* **Your task**
Write out the data below in full, please. Keep every character as given.
>>>>>
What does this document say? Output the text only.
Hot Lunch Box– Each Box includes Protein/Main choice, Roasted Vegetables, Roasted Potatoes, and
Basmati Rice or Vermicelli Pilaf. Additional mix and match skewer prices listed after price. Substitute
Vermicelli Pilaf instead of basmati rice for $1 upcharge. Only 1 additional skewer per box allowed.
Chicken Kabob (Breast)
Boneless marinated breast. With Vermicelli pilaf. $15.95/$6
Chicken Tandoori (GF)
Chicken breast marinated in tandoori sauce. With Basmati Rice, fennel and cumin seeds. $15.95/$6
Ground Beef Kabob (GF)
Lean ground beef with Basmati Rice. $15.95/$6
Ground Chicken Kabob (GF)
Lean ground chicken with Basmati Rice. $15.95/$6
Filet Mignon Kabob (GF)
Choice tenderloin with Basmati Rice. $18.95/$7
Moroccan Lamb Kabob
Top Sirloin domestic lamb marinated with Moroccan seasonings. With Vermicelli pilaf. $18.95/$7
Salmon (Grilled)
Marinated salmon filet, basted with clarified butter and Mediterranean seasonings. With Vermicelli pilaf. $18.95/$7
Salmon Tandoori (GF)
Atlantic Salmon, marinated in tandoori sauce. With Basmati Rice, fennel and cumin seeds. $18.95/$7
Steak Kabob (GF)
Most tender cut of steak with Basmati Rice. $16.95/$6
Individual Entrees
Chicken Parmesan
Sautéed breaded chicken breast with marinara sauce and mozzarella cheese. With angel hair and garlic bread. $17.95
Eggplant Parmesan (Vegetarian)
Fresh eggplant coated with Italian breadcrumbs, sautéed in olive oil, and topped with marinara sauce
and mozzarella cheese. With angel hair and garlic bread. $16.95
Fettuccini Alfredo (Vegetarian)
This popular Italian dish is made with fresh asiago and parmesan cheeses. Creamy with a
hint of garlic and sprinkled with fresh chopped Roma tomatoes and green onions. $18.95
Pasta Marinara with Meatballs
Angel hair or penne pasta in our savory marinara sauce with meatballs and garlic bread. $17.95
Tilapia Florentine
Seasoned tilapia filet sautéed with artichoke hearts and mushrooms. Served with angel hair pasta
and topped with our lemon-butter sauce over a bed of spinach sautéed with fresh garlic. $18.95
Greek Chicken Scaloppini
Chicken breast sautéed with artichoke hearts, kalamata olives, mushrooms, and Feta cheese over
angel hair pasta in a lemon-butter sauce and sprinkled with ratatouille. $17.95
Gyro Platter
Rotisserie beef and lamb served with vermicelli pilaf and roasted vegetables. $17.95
<<<<<
* **Solution to this problem**
What does this document say? Output the text only.
Hot Lunch Box– Each Box includes Protein/Main choice, Roasted Vegetables, Roasted Potatoes, and
Basmati Rice or Vermicelli Pilaf. Additional mix and match skewer prices listed after price. Substitute
Vermicelli Pilaf instead of basmati rice for $1 upcharge. Only 1 additional skewer per box allowed.
Chicken Kabob (Breast)
Boneless marinated breast. With Vermicelli pilaf. $15.95/$6
Chicken Tandoori (GF)
Chicken breast marinated in tandoori sauce. With Basmati Rice, fennel and cumin seeds. $15.95/$6
Ground Beef Kabob (GF)
Lean ground beef with Basmati Rice. $15.95/$6
Ground Chicken Kabob (GF)
Lean ground chicken with Basmati Rice. $15.95/$6
Filet Mignon Kabob (GF)
Choice tenderloin with Basmati Rice. $18.95/$7
Moroccan Lamb Kabob
Top Sirloin domestic lamb marinated with Moroccan seasonings. With Vermicelli pilaf. $18.95/$7
Salmon (Grilled)
Marinated salmon filet, basted with clarified butter and Mediterranean seasonings. With Vermicelli pilaf. $18.95/$7
Salmon Tandoori (GF)
Atlantic Salmon, marinated in tandoori sauce. With Basmati Rice, fennel and cumin seeds. $18.95/$7
Steak Kabob (GF)
Most tender cut of steak with Basmati Rice. $16.95/$6
Individual Entrees
Chicken Parmesan
Sautéed breaded chicken breast with marinara sauce and mozzarella cheese. With angel hair and garlic bread. $17.95
Eggplant Parmesan (Vegetarian)
Fresh eggplant coated with Italian breadcrumbs, sautéed in olive oil, and topped with marinara sauce
and mozzarella cheese. With angel hair and garlic bread. $16.95
Fettuccini Alfredo (Vegetarian)
This popular Italian dish is made with fresh asiago and parmesan cheeses. Creamy with a
hint of garlic and sprinkled with fresh chopped Roma tomatoes and green onions. $18.95
Pasta Marinara with Meatballs
Angel hair or penne pasta in our savory marinara sauce with meatballs and garlic bread. $17.95
Tilapia Florentine
Seasoned tilapia filet sautéed with artichoke hearts and mushrooms. Served with angel hair pasta
and topped with our lemon-butter sauce over a bed of spinach sautéed with fresh garlic. $18.95
Greek Chicken Scaloppini
Chicken breast sautéed with artichoke hearts, kalamata olives, mushrooms, and Feta cheese over
angel hair pasta in a lemon-butter sauce and sprinkled with ratatouille. $17.95
Gyro Platter
Rotisserie beef and lamb served with vermicelli pilaf and roasted vegetables. $17.95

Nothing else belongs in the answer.